**SHORT PROBLEM:**
Count each line in which the word "content" appears. Reply with the total and nothing more.

**DATA TO PROCESS:**
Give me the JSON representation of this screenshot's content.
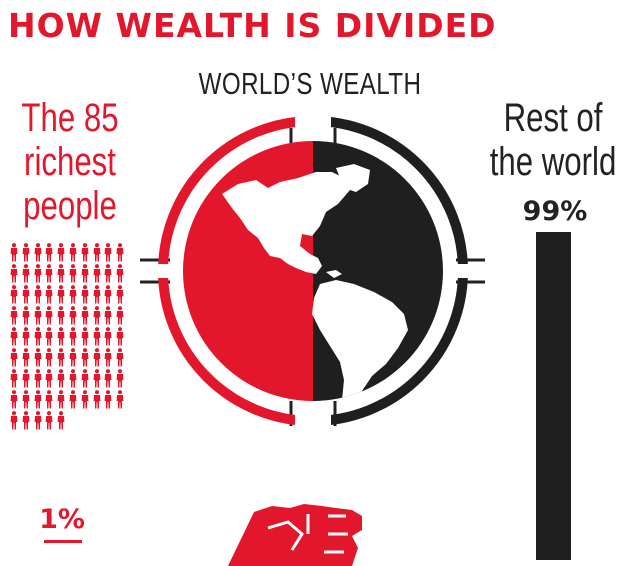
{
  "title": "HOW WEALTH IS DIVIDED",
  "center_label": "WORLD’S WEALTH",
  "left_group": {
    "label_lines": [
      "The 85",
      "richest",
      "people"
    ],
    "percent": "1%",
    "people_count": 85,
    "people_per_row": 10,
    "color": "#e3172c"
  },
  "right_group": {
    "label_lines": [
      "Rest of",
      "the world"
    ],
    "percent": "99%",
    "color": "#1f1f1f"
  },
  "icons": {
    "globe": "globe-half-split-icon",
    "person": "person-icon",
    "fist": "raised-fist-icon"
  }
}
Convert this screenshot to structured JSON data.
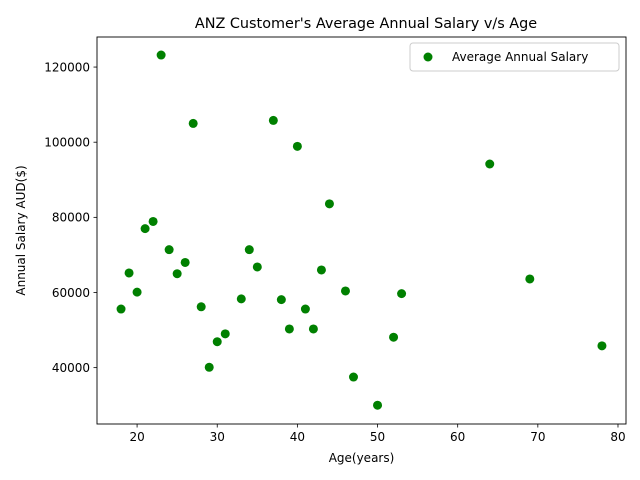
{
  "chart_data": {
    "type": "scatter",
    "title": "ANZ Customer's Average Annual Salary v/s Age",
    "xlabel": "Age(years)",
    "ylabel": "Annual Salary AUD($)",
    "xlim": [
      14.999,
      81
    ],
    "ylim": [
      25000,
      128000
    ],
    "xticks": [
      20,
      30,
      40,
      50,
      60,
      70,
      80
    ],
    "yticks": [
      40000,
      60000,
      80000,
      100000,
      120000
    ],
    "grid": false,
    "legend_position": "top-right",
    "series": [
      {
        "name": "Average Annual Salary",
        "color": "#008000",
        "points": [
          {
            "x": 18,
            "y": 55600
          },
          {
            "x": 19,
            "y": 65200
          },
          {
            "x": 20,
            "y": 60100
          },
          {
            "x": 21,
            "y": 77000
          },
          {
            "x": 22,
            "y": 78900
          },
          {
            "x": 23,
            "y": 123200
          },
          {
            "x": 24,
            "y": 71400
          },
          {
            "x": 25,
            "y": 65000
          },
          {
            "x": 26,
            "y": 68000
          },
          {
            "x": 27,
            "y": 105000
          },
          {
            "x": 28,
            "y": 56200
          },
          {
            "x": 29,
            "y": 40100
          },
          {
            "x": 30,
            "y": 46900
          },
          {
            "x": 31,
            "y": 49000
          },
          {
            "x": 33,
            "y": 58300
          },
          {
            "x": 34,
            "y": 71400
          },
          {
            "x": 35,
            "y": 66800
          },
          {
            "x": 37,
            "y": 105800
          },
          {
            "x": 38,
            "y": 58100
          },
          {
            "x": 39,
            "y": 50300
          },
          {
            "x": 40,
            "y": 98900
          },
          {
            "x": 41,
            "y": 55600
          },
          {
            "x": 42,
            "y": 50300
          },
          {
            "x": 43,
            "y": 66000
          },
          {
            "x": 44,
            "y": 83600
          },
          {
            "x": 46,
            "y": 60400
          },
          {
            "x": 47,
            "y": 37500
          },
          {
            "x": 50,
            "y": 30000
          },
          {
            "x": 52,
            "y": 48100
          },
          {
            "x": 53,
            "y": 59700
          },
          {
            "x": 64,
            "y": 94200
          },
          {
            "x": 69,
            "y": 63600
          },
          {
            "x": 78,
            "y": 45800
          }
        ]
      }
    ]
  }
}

...

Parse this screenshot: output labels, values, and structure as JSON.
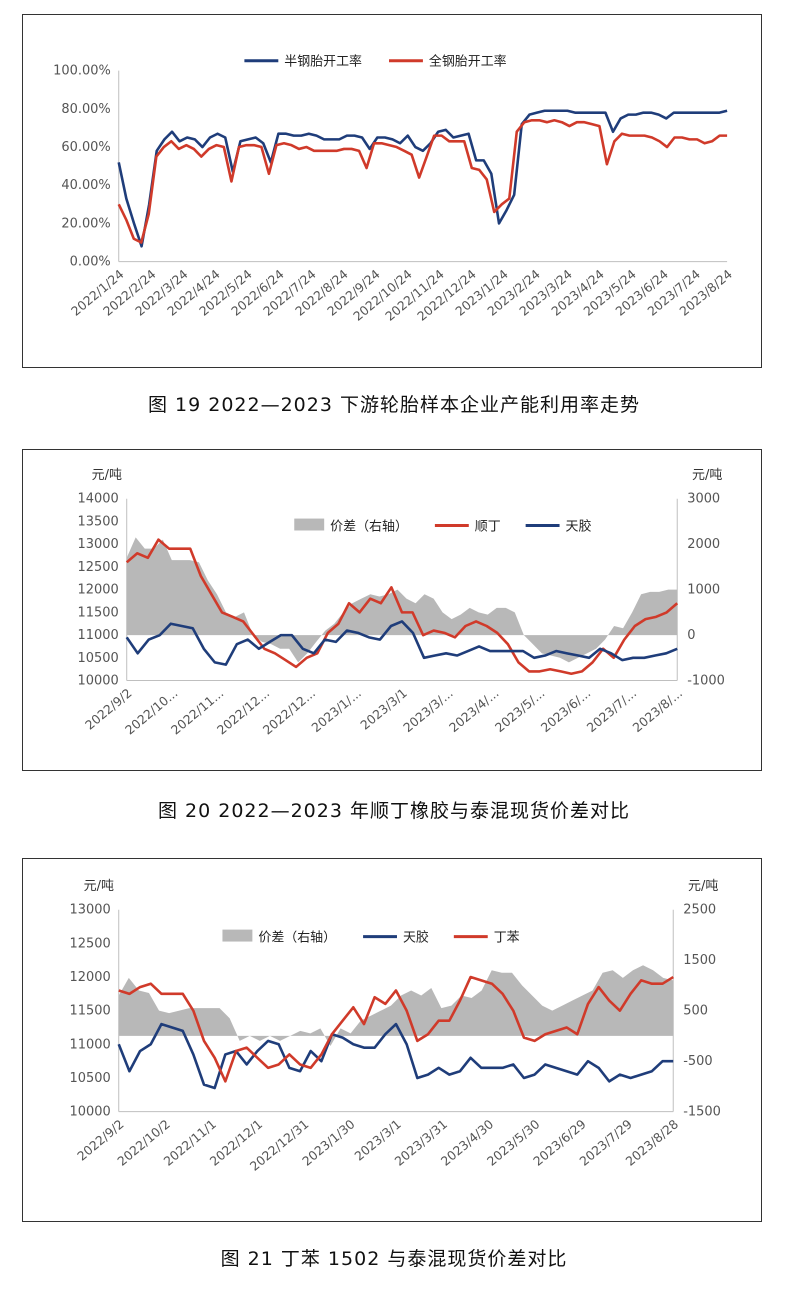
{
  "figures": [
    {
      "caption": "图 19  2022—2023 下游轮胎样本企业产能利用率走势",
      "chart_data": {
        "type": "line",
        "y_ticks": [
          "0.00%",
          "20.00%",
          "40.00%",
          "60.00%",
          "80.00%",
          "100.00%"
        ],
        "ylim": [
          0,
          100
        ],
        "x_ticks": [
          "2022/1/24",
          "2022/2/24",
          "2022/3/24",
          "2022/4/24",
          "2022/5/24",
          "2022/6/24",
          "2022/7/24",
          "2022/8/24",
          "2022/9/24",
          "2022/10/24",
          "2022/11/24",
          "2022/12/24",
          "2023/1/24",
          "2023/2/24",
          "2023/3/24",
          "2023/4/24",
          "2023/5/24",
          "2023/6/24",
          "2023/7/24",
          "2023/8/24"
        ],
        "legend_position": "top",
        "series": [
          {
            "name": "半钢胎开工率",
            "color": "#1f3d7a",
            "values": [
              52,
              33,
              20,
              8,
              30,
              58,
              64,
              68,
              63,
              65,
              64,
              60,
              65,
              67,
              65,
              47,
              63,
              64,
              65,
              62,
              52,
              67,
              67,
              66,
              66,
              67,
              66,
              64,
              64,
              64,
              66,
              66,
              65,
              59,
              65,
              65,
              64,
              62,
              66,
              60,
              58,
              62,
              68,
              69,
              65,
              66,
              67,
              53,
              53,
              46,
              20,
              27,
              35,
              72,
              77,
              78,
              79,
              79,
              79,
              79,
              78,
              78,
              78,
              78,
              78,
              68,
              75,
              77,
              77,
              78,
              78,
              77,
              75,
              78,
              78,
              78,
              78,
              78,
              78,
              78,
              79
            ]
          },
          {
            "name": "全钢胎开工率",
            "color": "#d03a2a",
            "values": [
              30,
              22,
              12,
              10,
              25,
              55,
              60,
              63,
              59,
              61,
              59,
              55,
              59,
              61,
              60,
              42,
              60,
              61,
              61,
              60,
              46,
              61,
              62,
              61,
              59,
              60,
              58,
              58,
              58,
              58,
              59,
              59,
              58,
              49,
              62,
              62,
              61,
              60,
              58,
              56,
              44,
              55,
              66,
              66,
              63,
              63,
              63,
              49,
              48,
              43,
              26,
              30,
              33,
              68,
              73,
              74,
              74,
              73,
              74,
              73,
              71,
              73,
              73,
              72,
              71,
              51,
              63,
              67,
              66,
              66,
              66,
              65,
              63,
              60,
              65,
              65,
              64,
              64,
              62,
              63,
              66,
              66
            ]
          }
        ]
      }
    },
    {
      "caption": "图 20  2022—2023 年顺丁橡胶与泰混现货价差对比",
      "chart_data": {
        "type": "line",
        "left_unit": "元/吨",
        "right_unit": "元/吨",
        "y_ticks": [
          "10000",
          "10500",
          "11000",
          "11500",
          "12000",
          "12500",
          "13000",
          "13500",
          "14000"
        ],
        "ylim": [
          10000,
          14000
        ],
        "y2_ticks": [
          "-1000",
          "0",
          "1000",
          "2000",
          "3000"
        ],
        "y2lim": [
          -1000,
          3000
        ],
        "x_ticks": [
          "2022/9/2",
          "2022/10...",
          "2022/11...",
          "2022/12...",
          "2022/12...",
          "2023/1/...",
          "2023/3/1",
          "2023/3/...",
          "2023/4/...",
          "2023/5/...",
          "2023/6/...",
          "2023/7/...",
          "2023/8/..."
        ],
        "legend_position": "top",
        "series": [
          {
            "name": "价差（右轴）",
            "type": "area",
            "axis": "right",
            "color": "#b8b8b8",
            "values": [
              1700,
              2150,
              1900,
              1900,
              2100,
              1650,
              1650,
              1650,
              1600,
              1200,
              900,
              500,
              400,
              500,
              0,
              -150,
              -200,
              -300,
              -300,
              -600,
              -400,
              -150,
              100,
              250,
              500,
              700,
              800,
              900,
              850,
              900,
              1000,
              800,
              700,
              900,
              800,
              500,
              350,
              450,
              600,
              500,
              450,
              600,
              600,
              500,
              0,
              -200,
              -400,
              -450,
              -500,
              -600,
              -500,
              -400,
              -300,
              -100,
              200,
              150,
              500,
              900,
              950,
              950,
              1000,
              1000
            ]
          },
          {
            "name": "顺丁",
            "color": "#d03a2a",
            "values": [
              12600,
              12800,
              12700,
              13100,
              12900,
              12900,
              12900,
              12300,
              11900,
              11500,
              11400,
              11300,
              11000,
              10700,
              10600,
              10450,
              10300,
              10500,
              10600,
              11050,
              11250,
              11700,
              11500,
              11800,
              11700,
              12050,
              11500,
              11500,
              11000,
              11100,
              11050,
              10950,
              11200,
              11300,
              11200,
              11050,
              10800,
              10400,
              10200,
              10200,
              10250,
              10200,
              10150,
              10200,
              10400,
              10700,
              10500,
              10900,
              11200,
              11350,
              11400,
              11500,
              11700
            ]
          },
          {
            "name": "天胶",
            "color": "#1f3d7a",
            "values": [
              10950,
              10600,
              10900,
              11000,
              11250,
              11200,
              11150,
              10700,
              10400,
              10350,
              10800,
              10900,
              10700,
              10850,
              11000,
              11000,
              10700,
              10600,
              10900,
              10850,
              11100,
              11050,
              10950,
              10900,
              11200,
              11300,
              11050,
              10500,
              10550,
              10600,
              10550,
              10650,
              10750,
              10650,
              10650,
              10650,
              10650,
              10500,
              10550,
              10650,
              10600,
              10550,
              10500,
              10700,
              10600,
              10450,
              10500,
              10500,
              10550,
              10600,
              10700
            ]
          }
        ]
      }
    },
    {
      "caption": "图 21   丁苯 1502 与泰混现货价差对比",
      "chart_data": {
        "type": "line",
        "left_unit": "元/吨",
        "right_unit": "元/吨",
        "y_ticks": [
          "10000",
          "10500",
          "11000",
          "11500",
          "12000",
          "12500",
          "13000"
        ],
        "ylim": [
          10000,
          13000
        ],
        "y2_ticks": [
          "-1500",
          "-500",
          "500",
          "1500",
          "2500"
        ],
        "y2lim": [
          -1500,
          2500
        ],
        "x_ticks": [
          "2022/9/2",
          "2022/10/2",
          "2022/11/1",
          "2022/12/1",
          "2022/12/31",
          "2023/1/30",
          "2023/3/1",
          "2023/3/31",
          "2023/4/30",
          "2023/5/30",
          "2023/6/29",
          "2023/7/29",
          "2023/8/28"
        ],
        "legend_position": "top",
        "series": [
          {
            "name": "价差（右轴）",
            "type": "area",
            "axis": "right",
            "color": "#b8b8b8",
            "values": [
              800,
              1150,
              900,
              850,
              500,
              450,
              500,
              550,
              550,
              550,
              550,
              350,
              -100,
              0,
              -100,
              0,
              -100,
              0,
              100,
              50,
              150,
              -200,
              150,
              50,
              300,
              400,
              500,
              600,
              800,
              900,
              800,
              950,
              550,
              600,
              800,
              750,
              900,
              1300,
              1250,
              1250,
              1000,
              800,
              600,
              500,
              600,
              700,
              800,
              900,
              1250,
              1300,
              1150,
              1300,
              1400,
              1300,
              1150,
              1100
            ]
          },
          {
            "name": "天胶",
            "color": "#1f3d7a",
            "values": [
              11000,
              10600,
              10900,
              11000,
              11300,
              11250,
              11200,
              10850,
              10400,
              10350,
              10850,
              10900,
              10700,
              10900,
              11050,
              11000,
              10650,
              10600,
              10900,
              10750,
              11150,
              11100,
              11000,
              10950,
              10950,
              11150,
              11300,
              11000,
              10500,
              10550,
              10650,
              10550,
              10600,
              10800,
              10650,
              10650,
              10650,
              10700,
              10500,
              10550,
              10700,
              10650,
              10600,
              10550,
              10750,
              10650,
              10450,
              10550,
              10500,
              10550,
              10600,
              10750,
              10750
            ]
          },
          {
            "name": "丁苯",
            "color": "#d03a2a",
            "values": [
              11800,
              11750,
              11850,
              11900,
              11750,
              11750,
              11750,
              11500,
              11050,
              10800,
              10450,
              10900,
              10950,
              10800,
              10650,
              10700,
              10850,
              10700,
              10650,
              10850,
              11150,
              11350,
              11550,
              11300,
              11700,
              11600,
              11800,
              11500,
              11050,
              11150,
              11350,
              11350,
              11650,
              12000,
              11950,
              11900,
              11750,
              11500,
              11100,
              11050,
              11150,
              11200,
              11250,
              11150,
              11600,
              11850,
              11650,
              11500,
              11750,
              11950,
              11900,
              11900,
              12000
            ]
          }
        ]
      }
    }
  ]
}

---

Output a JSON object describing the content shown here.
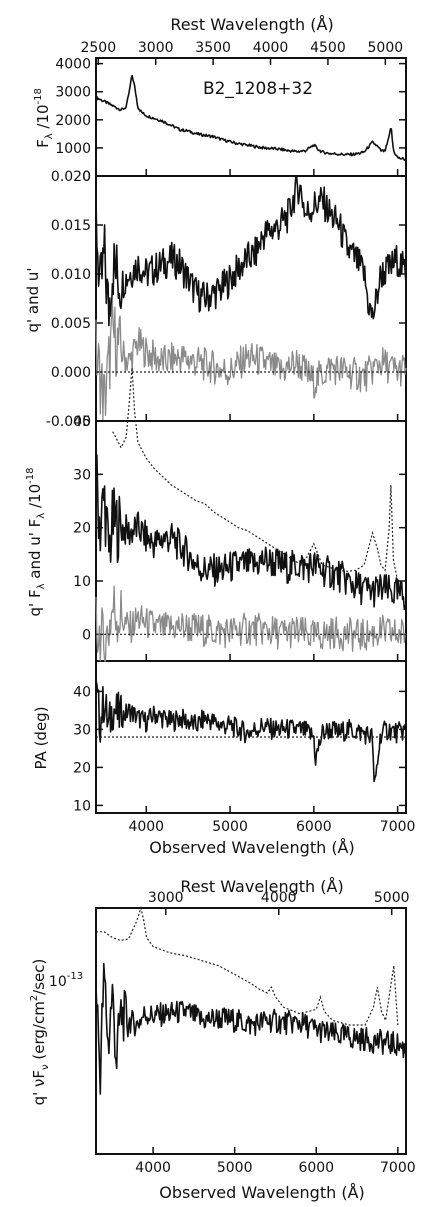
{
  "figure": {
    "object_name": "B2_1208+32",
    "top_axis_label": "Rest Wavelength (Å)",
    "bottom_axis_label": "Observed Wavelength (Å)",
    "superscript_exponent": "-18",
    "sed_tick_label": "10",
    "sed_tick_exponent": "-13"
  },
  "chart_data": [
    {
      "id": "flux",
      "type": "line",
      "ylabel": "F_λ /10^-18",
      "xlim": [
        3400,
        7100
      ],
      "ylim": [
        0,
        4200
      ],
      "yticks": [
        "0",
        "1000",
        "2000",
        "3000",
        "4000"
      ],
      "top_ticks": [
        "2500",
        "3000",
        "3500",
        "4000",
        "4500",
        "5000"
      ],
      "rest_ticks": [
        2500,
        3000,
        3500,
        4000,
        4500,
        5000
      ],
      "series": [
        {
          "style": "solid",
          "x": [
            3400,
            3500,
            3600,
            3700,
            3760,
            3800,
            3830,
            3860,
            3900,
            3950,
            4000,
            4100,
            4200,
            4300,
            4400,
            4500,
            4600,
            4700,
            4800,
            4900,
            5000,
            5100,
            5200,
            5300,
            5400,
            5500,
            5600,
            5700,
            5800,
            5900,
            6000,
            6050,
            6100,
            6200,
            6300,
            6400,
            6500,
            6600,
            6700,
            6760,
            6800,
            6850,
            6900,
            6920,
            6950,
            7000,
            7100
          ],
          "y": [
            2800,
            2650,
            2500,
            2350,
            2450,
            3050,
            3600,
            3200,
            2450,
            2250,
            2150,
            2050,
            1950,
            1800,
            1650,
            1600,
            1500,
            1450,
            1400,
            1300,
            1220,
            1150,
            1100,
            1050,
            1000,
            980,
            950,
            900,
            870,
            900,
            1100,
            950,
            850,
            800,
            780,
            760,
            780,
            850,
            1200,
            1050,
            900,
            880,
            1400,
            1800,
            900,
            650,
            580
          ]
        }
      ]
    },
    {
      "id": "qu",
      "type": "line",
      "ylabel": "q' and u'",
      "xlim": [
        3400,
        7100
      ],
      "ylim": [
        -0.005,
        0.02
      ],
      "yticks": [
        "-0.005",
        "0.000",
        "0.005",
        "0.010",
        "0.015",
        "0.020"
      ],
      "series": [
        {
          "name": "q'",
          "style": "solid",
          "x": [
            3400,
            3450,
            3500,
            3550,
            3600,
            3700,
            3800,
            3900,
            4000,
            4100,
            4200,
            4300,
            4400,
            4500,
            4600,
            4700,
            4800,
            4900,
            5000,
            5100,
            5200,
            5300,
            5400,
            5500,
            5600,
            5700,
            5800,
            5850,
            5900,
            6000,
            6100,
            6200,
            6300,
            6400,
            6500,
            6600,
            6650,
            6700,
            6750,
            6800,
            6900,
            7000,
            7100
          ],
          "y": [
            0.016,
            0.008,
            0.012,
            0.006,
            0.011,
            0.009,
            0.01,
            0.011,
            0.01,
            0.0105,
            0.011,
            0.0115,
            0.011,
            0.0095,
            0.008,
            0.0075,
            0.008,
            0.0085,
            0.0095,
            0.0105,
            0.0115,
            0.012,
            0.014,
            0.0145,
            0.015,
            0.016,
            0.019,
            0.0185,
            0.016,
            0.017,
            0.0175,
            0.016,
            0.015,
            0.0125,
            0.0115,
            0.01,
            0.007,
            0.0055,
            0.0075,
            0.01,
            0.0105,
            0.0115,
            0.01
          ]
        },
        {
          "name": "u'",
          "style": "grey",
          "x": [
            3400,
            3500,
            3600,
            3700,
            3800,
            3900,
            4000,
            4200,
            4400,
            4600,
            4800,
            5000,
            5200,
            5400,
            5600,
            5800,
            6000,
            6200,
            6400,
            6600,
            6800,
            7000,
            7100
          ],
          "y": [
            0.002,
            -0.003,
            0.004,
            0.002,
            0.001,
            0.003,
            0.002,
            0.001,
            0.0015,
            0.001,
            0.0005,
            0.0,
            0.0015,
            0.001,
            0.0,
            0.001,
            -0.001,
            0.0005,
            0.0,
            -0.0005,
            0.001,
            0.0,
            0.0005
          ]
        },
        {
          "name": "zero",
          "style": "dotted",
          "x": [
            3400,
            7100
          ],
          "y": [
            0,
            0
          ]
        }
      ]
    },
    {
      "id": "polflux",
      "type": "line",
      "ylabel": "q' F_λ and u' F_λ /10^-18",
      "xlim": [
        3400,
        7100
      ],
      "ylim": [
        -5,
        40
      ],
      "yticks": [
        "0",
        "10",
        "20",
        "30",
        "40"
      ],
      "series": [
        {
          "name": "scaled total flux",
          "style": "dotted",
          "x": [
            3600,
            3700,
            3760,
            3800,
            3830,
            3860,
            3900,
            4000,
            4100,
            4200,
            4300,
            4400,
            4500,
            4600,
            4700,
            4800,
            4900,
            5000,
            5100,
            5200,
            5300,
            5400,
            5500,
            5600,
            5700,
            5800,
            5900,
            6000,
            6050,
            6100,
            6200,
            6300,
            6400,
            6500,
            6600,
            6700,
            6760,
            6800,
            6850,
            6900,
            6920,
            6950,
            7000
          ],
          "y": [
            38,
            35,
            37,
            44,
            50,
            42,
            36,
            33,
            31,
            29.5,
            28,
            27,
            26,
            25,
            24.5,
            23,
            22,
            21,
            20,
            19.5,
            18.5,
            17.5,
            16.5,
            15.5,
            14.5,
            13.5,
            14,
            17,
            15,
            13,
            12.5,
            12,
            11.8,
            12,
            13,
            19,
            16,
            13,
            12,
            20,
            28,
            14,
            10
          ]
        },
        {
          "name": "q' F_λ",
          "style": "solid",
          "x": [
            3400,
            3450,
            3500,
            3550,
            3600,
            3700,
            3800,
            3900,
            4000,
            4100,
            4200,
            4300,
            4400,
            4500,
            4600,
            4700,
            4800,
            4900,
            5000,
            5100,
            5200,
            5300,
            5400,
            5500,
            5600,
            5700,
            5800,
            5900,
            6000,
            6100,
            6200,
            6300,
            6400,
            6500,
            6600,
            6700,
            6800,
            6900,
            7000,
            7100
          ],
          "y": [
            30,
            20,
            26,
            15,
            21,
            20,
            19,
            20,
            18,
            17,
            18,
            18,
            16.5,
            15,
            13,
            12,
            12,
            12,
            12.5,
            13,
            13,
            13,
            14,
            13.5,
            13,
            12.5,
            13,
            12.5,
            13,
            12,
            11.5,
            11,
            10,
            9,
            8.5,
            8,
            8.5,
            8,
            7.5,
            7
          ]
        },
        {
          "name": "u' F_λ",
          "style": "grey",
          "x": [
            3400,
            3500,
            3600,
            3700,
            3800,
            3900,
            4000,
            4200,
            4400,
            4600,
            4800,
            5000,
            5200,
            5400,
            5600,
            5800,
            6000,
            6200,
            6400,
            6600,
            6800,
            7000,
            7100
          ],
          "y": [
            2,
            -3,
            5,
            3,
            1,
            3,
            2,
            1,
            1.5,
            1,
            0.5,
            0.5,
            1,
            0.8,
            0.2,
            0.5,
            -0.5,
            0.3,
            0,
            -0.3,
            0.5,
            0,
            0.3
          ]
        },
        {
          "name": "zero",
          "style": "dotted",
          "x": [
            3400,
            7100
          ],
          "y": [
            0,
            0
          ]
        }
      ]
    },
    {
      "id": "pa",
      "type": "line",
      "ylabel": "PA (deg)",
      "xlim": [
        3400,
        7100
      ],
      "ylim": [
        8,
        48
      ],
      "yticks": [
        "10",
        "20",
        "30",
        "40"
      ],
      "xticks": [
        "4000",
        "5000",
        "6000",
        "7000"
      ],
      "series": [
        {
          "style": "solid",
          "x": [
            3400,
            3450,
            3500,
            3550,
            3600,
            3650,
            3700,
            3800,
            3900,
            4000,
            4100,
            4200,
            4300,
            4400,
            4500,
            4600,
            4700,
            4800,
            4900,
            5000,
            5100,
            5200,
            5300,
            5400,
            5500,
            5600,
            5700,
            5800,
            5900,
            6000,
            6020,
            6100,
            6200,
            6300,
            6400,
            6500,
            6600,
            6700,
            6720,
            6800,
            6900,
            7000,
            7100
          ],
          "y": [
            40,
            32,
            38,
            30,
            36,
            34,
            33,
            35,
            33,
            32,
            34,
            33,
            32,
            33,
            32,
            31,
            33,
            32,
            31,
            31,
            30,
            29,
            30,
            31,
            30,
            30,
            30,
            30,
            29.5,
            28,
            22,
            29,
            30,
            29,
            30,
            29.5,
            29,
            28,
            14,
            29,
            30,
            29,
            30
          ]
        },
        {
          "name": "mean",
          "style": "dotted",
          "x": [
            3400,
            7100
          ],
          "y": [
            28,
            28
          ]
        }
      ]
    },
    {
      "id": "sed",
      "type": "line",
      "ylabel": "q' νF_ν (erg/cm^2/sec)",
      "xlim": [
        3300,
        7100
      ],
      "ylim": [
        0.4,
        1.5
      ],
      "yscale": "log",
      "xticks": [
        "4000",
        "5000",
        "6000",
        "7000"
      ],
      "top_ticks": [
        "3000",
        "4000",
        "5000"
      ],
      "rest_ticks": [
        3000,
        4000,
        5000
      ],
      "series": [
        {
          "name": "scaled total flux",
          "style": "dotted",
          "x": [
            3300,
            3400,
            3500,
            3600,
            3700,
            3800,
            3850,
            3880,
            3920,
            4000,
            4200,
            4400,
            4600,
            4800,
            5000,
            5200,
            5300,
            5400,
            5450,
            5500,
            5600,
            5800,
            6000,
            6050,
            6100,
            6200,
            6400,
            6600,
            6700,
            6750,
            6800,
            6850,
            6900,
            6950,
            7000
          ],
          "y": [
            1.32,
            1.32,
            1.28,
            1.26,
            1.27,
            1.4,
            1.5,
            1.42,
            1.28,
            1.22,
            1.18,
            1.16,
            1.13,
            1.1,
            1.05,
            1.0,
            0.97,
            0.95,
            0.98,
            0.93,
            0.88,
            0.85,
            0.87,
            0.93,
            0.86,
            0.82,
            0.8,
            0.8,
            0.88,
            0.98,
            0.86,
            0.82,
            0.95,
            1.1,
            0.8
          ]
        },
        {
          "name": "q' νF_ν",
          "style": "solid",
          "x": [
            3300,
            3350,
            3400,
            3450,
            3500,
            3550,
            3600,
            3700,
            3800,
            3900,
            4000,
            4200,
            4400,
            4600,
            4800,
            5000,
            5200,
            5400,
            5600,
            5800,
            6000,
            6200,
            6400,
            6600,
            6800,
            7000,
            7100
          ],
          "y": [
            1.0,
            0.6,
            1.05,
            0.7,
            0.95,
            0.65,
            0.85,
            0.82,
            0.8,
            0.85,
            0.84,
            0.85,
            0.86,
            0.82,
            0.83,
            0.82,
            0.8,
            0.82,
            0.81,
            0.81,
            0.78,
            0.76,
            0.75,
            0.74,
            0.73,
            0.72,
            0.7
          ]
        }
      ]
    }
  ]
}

**SOLUTION FOR THIS EXERCISE:**
2